**Extracted records**
-- begin --

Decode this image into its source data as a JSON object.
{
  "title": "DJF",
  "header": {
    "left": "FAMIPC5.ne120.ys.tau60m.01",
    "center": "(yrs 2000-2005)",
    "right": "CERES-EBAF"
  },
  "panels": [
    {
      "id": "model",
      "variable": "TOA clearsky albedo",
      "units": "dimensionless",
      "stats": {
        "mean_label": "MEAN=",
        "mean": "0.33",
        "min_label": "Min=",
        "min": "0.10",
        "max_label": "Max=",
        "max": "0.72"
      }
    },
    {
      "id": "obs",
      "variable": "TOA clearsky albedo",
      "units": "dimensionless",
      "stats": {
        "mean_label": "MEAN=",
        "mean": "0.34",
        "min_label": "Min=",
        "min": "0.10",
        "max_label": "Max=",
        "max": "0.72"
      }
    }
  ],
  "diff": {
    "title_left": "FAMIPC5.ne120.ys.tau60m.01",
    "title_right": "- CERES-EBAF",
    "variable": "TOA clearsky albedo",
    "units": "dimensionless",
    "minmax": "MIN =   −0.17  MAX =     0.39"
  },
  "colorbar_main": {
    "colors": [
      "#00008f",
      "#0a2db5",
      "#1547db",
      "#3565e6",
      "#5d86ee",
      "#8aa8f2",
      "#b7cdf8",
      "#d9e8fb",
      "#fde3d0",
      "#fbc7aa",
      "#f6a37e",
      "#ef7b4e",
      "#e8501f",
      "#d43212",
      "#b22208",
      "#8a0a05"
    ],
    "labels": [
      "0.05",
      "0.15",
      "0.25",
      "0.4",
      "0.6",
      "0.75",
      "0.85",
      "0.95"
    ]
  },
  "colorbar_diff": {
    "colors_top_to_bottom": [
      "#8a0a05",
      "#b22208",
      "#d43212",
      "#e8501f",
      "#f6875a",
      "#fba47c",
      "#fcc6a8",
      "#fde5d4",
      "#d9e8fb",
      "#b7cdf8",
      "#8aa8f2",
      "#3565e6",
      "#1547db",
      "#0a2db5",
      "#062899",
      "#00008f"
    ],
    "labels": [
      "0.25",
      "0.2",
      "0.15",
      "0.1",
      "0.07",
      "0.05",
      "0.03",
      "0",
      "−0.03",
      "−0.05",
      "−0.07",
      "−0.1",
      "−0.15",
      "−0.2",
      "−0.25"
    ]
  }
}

-- end --

**Requirement**
Print all of the entries exactly as they appear.

**Output for this task**
Decode this image into its source data as a JSON object.
{
  "title": "DJF",
  "header": {
    "left": "FAMIPC5.ne120.ys.tau60m.01",
    "center": "(yrs 2000-2005)",
    "right": "CERES-EBAF"
  },
  "panels": [
    {
      "id": "model",
      "variable": "TOA clearsky albedo",
      "units": "dimensionless",
      "stats": {
        "mean_label": "MEAN=",
        "mean": "0.33",
        "min_label": "Min=",
        "min": "0.10",
        "max_label": "Max=",
        "max": "0.72"
      }
    },
    {
      "id": "obs",
      "variable": "TOA clearsky albedo",
      "units": "dimensionless",
      "stats": {
        "mean_label": "MEAN=",
        "mean": "0.34",
        "min_label": "Min=",
        "min": "0.10",
        "max_label": "Max=",
        "max": "0.72"
      }
    }
  ],
  "diff": {
    "title_left": "FAMIPC5.ne120.ys.tau60m.01",
    "title_right": "- CERES-EBAF",
    "variable": "TOA clearsky albedo",
    "units": "dimensionless",
    "minmax": "MIN =   −0.17  MAX =     0.39"
  },
  "colorbar_main": {
    "colors": [
      "#00008f",
      "#0a2db5",
      "#1547db",
      "#3565e6",
      "#5d86ee",
      "#8aa8f2",
      "#b7cdf8",
      "#d9e8fb",
      "#fde3d0",
      "#fbc7aa",
      "#f6a37e",
      "#ef7b4e",
      "#e8501f",
      "#d43212",
      "#b22208",
      "#8a0a05"
    ],
    "labels": [
      "0.05",
      "0.15",
      "0.25",
      "0.4",
      "0.6",
      "0.75",
      "0.85",
      "0.95"
    ]
  },
  "colorbar_diff": {
    "colors_top_to_bottom": [
      "#8a0a05",
      "#b22208",
      "#d43212",
      "#e8501f",
      "#f6875a",
      "#fba47c",
      "#fcc6a8",
      "#fde5d4",
      "#d9e8fb",
      "#b7cdf8",
      "#8aa8f2",
      "#3565e6",
      "#1547db",
      "#0a2db5",
      "#062899",
      "#00008f"
    ],
    "labels": [
      "0.25",
      "0.2",
      "0.15",
      "0.1",
      "0.07",
      "0.05",
      "0.03",
      "0",
      "−0.03",
      "−0.05",
      "−0.07",
      "−0.1",
      "−0.15",
      "−0.2",
      "−0.25"
    ]
  }
}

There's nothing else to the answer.